____ Material shown

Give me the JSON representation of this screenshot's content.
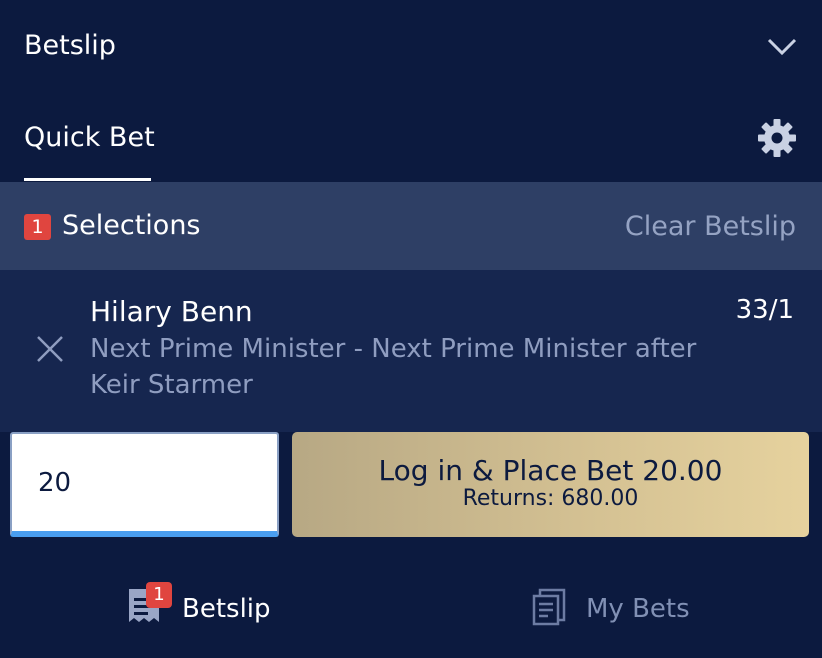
{
  "header": {
    "title": "Betslip",
    "collapse_icon": "chevron-down-icon"
  },
  "tabs": {
    "active_label": "Quick Bet",
    "settings_icon": "gear-icon"
  },
  "selections": {
    "count": "1",
    "label": "Selections",
    "clear_label": "Clear Betslip"
  },
  "selection": {
    "name": "Hilary Benn",
    "odds": "33/1",
    "market": "Next Prime Minister - Next Prime Minister after Keir Starmer",
    "remove_icon": "close-icon"
  },
  "stake": {
    "value": "20"
  },
  "place_bet": {
    "label": "Log in & Place Bet 20.00",
    "returns": "Returns: 680.00"
  },
  "bottom_nav": {
    "betslip": {
      "label": "Betslip",
      "badge": "1",
      "icon": "receipt-icon"
    },
    "my_bets": {
      "label": "My Bets",
      "icon": "tickets-icon"
    }
  },
  "colors": {
    "background": "#0c1a3f",
    "selections_bar": "#2e3f65",
    "selection_bg": "#16264f",
    "badge": "#e0453f",
    "accent_gold": "#d3c092",
    "input_underline": "#4a9ef0"
  }
}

________

Return each line of the data, keeping its wording exact and omitting pictures.

| Answer for the task |
Give me the JSON representation of this screenshot's content.
{
  "header": {
    "title": "Betslip",
    "collapse_icon": "chevron-down-icon"
  },
  "tabs": {
    "active_label": "Quick Bet",
    "settings_icon": "gear-icon"
  },
  "selections": {
    "count": "1",
    "label": "Selections",
    "clear_label": "Clear Betslip"
  },
  "selection": {
    "name": "Hilary Benn",
    "odds": "33/1",
    "market": "Next Prime Minister - Next Prime Minister after Keir Starmer",
    "remove_icon": "close-icon"
  },
  "stake": {
    "value": "20"
  },
  "place_bet": {
    "label": "Log in & Place Bet 20.00",
    "returns": "Returns: 680.00"
  },
  "bottom_nav": {
    "betslip": {
      "label": "Betslip",
      "badge": "1",
      "icon": "receipt-icon"
    },
    "my_bets": {
      "label": "My Bets",
      "icon": "tickets-icon"
    }
  },
  "colors": {
    "background": "#0c1a3f",
    "selections_bar": "#2e3f65",
    "selection_bg": "#16264f",
    "badge": "#e0453f",
    "accent_gold": "#d3c092",
    "input_underline": "#4a9ef0"
  }
}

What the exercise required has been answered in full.